===== Dataset records =====

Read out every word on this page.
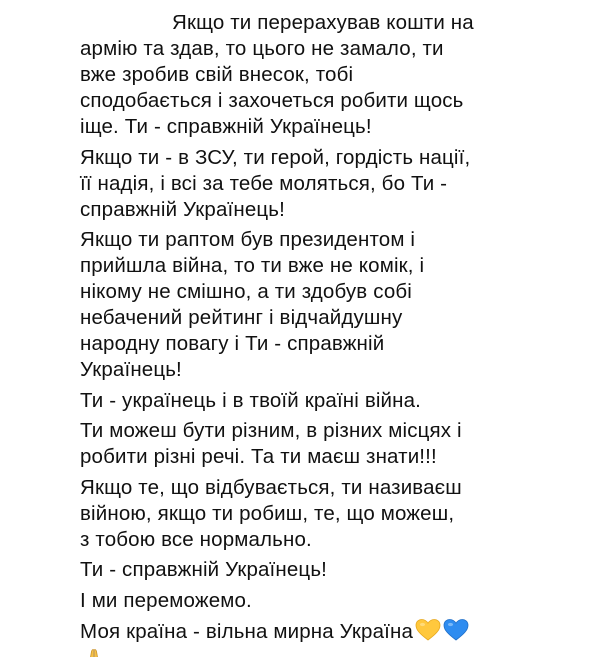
Якщо ти перерахував кошти на
армію та здав, то цього не замало, ти
вже зробив свій внесок, тобі
сподобається і захочеться робити щось
іще. Ти - справжній Українець!

Якщо ти - в ЗСУ, ти герой, гордість нації,
її надія, і всі за тебе моляться, бо Ти -
справжній Українець!

Якщо ти раптом був президентом і
прийшла війна, то ти вже не комік, і
нікому не смішно, а ти здобув собі
небачений рейтинг і відчайдушну
народну повагу і Ти - справжній
Українець!

Ти - українець і в твоїй країні війна.

Ти можеш бути різним, в різних місцях і
робити різні речі. Та ти маєш знати!!!

Якщо те, що відбувається, ти називаєш
війною, якщо ти робиш, те, що можеш,
з тобою все нормально.

Ти - справжній Українець!

І ми переможемо.

Моя країна - вільна мирна Україна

=====

§ **Short exercise**: Go through the records and gather the lines that hold "війна".

§ **Solution to this task**:
прийшла війна, то ти вже не комік, і
Ти - українець і в твоїй країні війна.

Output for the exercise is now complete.